* REQUEST *
Below is a block of records: output all of them exactly and leave out the pictures.

* INFORMATION PROVIDED *
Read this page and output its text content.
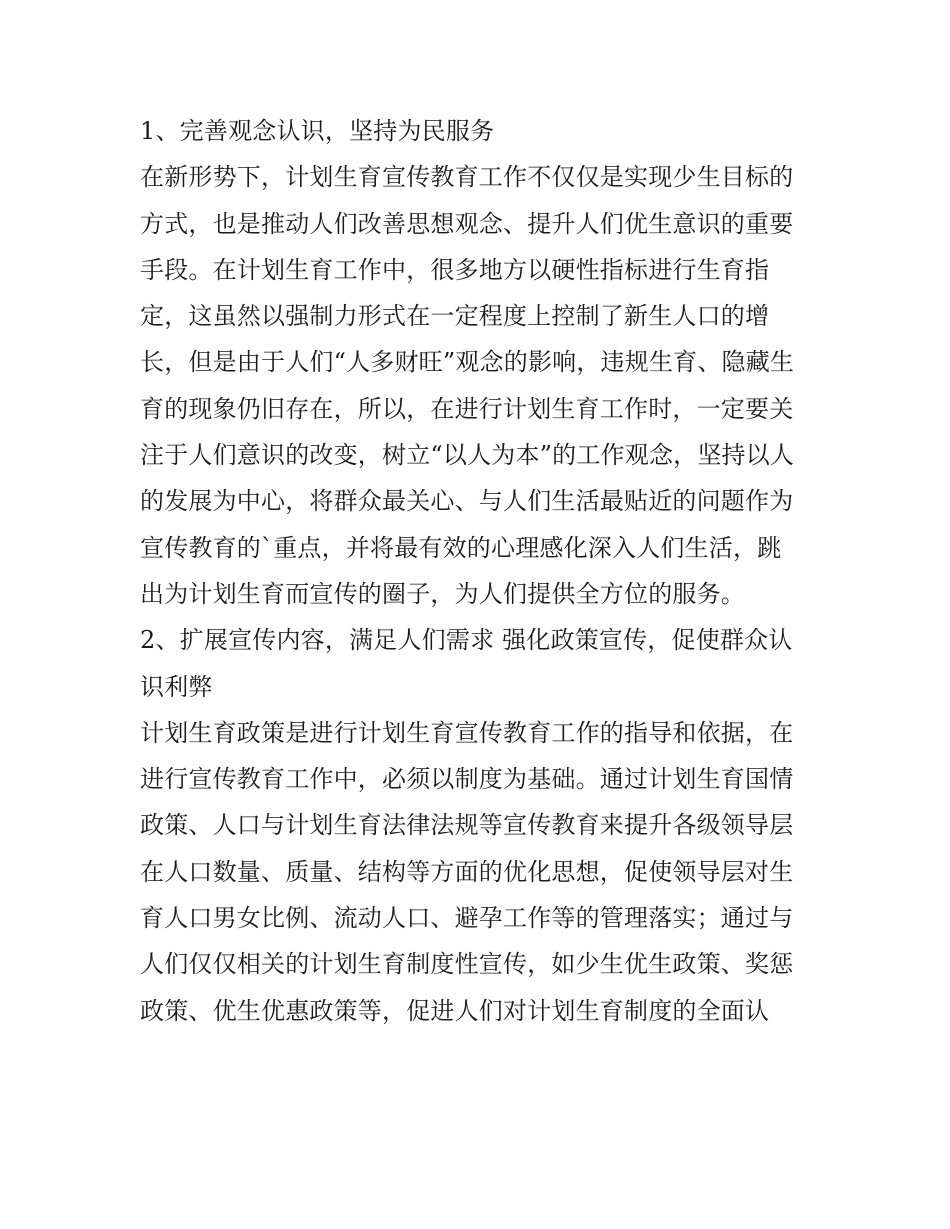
1、完善观念认识，坚持为民服务
在新形势下，计划生育宣传教育工作不仅仅是实现少生目标的
方式，也是推动人们改善思想观念、提升人们优生意识的重要
手段。在计划生育工作中，很多地方以硬性指标进行生育指
定，这虽然以强制力形式在一定程度上控制了新生人口的增
长，但是由于人们“人多财旺”观念的影响，违规生育、隐藏生
育的现象仍旧存在，所以，在进行计划生育工作时，一定要关
注于人们意识的改变，树立“以人为本”的工作观念，坚持以人
的发展为中心，将群众最关心、与人们生活最贴近的问题作为
宣传教育的`重点，并将最有效的心理感化深入人们生活，跳
出为计划生育而宣传的圈子，为人们提供全方位的服务。
2、扩展宣传内容，满足人们需求 强化政策宣传，促使群众认
识利弊
计划生育政策是进行计划生育宣传教育工作的指导和依据，在
进行宣传教育工作中，必须以制度为基础。通过计划生育国情
政策、人口与计划生育法律法规等宣传教育来提升各级领导层
在人口数量、质量、结构等方面的优化思想，促使领导层对生
育人口男女比例、流动人口、避孕工作等的管理落实；通过与
人们仅仅相关的计划生育制度性宣传，如少生优生政策、奖惩
政策、优生优惠政策等，促进人们对计划生育制度的全面认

* PROBLEM SOLUTION *
Read this page and output its text content.
1、完善观念认识，坚持为民服务
在新形势下，计划生育宣传教育工作不仅仅是实现少生目标的
方式，也是推动人们改善思想观念、提升人们优生意识的重要
手段。在计划生育工作中，很多地方以硬性指标进行生育指
定，这虽然以强制力形式在一定程度上控制了新生人口的增
长，但是由于人们“人多财旺”观念的影响，违规生育、隐藏生
育的现象仍旧存在，所以，在进行计划生育工作时，一定要关
注于人们意识的改变，树立“以人为本”的工作观念，坚持以人
的发展为中心，将群众最关心、与人们生活最贴近的问题作为
宣传教育的`重点，并将最有效的心理感化深入人们生活，跳
出为计划生育而宣传的圈子，为人们提供全方位的服务。
2、扩展宣传内容，满足人们需求 强化政策宣传，促使群众认
识利弊
计划生育政策是进行计划生育宣传教育工作的指导和依据，在
进行宣传教育工作中，必须以制度为基础。通过计划生育国情
政策、人口与计划生育法律法规等宣传教育来提升各级领导层
在人口数量、质量、结构等方面的优化思想，促使领导层对生
育人口男女比例、流动人口、避孕工作等的管理落实；通过与
人们仅仅相关的计划生育制度性宣传，如少生优生政策、奖惩
政策、优生优惠政策等，促进人们对计划生育制度的全面认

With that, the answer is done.